● Task data:

*** Block opens ***

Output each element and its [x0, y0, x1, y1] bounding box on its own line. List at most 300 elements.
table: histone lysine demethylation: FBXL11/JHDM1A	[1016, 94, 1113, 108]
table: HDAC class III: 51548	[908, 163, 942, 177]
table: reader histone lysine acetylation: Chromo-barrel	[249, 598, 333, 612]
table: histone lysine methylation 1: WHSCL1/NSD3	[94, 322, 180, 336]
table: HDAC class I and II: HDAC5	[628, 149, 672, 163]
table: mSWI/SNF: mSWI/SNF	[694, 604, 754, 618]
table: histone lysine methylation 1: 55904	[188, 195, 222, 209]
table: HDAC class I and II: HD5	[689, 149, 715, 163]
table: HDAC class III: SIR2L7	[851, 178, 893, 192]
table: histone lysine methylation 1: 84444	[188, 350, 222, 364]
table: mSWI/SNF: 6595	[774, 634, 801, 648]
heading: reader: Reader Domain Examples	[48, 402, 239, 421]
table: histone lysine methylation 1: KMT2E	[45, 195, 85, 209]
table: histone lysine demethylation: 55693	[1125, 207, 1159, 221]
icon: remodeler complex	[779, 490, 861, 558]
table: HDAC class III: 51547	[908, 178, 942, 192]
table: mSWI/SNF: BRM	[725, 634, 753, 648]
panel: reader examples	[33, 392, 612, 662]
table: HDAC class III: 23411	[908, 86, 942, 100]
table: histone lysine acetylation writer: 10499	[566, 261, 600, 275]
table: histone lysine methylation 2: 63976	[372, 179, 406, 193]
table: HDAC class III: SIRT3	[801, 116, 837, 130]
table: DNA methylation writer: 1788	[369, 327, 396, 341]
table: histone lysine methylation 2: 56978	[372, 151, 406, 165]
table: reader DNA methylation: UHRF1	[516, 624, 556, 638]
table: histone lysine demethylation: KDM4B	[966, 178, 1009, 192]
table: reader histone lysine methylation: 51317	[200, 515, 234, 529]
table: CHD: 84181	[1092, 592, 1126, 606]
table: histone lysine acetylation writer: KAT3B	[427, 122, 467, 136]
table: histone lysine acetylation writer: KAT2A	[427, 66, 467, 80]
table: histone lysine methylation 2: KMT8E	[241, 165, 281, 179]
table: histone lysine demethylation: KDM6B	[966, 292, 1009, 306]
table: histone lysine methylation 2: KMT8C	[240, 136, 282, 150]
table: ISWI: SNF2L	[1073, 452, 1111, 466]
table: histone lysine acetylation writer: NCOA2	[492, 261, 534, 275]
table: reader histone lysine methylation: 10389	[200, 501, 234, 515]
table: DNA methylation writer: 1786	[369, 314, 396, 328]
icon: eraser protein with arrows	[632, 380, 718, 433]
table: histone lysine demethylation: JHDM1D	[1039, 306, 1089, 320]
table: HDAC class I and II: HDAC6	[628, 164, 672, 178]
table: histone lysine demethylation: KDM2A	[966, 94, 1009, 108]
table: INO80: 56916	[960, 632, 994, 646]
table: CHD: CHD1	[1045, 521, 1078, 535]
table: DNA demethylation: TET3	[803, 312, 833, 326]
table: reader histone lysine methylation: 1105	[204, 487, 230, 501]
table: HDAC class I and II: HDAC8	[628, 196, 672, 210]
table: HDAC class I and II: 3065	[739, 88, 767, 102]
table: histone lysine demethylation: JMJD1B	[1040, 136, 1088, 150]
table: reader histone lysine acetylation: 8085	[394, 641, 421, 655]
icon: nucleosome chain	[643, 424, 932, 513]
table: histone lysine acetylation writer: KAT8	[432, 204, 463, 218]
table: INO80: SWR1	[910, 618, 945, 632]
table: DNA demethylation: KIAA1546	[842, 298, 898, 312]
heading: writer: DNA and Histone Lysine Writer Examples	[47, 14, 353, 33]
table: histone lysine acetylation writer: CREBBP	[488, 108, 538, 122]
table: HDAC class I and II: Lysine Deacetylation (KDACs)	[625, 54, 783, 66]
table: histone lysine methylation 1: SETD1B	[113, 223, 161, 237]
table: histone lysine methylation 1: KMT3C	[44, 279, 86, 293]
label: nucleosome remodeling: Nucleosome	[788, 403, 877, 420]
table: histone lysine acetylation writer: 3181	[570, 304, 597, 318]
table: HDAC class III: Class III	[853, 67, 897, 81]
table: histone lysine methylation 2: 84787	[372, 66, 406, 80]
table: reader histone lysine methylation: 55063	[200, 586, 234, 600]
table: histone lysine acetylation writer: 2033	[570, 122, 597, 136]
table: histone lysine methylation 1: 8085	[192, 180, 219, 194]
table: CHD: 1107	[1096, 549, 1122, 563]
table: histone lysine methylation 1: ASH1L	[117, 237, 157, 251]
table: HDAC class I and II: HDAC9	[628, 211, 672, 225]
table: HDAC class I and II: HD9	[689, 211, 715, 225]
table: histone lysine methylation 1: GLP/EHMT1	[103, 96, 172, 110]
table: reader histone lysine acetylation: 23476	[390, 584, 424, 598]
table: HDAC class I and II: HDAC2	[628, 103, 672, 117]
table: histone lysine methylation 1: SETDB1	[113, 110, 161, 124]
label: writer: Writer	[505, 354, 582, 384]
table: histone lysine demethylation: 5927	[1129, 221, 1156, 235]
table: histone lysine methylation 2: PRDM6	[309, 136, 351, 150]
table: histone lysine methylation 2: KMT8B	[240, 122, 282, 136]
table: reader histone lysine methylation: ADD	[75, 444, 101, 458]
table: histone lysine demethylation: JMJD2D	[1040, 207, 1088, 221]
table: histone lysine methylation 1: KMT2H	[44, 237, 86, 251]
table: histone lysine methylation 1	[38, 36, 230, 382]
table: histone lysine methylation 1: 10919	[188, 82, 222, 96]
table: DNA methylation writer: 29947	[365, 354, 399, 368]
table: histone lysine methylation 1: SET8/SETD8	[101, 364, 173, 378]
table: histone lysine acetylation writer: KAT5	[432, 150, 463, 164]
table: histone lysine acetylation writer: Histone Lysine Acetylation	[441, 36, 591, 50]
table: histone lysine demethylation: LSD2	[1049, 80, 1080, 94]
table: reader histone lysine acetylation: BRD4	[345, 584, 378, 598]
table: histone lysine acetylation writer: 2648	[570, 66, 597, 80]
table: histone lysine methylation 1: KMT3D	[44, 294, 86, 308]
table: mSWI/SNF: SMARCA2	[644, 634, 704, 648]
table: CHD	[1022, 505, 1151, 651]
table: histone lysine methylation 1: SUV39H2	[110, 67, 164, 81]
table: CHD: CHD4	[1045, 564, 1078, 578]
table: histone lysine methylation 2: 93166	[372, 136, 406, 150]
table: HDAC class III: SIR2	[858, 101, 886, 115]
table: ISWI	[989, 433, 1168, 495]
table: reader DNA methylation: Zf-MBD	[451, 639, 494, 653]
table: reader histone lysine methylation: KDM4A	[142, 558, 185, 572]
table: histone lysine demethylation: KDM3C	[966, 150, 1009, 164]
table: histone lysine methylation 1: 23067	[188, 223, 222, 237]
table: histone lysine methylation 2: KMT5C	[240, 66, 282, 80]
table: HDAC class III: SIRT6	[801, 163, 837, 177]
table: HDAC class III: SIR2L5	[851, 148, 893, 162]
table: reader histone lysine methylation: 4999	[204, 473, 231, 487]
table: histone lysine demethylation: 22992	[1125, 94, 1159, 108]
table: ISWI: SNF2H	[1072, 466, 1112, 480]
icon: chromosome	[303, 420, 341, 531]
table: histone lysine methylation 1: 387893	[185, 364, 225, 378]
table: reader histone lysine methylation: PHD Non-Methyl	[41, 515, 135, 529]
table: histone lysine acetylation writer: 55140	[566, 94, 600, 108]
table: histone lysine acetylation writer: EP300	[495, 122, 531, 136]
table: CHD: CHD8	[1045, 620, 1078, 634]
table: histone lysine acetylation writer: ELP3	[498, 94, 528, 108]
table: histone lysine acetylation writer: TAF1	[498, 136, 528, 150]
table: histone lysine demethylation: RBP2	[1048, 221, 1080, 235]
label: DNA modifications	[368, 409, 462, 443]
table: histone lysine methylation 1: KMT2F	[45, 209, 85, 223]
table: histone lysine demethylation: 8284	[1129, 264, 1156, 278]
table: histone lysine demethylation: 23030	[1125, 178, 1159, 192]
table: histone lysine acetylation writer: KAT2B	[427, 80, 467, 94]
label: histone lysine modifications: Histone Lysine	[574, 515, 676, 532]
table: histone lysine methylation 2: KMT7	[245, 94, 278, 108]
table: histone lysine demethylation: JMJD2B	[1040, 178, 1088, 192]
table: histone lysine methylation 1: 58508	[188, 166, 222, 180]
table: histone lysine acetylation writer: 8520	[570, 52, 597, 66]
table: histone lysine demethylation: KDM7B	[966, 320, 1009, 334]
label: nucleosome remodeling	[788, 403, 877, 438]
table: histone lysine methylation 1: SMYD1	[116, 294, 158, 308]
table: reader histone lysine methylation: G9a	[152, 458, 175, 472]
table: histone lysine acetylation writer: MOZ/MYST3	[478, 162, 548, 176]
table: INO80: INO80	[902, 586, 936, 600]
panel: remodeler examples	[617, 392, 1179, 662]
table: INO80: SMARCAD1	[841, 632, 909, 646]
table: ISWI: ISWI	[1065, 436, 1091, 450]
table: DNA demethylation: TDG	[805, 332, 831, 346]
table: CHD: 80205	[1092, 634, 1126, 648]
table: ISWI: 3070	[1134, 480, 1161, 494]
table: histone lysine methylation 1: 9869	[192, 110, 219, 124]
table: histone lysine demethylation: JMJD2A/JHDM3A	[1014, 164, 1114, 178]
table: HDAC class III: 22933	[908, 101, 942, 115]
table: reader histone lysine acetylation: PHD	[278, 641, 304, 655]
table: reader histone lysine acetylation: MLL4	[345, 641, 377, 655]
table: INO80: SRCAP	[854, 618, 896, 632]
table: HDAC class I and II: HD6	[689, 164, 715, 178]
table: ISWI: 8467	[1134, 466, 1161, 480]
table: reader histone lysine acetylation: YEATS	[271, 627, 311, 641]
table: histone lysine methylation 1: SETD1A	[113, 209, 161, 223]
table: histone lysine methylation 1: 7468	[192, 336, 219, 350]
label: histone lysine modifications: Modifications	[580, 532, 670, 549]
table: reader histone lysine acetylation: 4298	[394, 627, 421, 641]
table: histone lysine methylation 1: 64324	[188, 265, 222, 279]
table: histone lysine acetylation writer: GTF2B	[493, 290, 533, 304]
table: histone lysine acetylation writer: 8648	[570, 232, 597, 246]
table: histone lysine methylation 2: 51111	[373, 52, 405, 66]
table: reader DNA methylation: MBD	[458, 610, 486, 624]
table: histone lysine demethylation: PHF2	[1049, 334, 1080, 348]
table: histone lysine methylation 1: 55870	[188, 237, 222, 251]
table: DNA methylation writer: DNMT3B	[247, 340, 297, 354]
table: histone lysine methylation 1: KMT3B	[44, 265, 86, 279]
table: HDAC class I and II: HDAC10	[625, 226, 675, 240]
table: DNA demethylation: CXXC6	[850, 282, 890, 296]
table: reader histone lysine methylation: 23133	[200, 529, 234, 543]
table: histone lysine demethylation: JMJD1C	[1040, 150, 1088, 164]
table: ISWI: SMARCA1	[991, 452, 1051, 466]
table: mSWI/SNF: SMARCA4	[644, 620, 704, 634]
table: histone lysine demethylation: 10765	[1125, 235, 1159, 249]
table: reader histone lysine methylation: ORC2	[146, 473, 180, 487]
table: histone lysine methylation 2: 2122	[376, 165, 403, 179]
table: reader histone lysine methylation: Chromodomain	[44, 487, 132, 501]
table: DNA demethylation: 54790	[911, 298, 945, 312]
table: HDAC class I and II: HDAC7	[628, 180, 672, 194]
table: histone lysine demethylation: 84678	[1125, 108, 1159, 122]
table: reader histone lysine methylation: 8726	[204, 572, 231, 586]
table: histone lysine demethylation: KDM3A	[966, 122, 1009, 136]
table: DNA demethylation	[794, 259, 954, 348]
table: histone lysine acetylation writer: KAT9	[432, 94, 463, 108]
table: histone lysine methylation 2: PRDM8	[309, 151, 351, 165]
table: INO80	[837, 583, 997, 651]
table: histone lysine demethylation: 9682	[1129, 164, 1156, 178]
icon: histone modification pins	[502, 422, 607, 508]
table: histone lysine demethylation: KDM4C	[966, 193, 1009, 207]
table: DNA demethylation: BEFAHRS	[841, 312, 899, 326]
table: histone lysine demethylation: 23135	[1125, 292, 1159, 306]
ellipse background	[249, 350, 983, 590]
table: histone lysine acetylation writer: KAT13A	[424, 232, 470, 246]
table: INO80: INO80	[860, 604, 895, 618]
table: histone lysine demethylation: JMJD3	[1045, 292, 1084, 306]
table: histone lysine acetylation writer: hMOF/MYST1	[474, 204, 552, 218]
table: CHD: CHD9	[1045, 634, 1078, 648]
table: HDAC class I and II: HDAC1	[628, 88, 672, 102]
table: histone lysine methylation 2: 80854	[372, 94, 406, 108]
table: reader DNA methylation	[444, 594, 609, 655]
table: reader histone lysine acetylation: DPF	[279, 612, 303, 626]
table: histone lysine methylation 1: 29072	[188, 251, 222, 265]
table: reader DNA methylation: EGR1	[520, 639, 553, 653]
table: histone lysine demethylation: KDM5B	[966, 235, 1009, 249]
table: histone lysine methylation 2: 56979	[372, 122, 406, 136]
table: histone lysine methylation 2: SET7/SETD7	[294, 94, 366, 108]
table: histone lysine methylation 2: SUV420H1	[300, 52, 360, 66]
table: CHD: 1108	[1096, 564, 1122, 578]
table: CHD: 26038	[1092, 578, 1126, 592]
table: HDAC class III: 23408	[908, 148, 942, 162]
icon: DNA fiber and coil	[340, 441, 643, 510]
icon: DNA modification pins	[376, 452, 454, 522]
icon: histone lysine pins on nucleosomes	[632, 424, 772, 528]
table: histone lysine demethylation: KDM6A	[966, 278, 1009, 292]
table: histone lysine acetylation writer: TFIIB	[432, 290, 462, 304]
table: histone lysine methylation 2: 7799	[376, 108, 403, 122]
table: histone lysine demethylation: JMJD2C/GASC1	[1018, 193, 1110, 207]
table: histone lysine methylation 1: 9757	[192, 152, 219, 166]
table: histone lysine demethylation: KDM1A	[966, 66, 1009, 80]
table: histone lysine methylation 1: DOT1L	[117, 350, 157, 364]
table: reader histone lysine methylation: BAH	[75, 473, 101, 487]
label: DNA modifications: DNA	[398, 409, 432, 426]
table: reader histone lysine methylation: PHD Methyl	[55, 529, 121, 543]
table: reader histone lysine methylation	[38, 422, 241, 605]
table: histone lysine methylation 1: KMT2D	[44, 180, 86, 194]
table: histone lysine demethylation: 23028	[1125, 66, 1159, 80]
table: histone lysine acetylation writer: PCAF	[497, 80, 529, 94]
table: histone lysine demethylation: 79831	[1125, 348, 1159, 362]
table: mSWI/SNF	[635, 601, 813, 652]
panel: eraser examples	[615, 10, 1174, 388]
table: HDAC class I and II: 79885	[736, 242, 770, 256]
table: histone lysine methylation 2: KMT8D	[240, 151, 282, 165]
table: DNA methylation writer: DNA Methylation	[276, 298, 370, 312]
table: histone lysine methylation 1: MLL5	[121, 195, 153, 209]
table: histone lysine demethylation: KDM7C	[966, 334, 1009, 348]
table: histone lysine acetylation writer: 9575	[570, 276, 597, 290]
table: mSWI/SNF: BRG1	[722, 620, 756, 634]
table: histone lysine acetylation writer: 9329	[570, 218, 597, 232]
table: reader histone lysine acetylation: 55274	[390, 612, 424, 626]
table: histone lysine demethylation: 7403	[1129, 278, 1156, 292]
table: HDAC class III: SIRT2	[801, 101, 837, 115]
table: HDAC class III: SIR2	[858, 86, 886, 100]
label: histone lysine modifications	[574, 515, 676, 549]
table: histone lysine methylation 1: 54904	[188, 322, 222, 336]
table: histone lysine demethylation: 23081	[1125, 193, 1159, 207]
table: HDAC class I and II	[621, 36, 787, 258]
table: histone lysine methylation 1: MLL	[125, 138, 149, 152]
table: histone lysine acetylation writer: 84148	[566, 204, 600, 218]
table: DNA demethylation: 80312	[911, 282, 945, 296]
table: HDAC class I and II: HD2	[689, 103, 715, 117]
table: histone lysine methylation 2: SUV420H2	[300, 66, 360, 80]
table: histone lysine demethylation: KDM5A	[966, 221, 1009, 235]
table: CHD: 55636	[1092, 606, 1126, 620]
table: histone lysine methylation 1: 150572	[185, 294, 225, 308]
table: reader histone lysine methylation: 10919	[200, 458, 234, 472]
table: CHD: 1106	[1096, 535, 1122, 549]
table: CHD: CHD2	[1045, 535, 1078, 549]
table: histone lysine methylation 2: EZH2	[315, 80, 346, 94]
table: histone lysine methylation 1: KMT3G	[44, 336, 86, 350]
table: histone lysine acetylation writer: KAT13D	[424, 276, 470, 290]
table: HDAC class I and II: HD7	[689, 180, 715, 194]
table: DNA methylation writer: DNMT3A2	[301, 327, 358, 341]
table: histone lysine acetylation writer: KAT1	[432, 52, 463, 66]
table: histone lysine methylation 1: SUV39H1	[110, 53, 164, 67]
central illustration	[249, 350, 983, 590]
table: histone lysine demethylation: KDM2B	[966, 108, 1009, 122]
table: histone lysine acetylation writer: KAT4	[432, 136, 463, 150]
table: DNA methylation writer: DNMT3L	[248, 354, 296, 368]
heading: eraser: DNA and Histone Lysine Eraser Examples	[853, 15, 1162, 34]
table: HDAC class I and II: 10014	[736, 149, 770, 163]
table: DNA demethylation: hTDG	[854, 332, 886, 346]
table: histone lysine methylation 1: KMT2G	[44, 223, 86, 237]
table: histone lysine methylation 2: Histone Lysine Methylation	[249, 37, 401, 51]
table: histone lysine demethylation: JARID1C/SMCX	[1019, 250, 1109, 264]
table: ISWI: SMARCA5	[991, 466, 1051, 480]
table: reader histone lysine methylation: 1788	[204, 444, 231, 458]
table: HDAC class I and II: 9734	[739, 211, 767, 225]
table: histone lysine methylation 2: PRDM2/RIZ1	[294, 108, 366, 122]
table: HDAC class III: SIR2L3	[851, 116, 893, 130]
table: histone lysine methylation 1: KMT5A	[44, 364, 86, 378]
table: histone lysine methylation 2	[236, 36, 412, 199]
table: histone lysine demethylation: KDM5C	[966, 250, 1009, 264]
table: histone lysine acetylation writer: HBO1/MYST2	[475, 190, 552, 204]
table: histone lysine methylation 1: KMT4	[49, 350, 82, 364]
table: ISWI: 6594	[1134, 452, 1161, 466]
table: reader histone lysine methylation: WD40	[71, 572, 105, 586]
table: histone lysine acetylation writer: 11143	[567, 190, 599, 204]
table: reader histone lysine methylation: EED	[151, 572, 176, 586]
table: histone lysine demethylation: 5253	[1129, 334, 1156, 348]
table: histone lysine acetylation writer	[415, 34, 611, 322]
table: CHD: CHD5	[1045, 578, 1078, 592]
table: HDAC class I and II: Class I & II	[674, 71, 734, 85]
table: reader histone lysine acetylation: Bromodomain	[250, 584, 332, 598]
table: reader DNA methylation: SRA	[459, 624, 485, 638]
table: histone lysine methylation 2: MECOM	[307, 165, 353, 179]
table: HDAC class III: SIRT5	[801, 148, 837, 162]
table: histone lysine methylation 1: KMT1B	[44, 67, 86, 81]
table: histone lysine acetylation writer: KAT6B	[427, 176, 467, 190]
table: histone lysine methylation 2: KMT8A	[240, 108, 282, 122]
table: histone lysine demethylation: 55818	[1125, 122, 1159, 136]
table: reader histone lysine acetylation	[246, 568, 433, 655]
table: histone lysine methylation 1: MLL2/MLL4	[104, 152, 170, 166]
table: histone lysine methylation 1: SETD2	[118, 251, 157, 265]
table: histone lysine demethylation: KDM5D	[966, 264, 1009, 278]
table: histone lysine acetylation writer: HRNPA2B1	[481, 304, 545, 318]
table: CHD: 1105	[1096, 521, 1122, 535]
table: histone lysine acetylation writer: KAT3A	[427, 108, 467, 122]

*** Block closes ***

● Activity:
List every line above that contains the word "remodeler".

● Answer below:
icon: remodeler complex	[779, 490, 861, 558]
panel: remodeler examples	[617, 392, 1179, 662]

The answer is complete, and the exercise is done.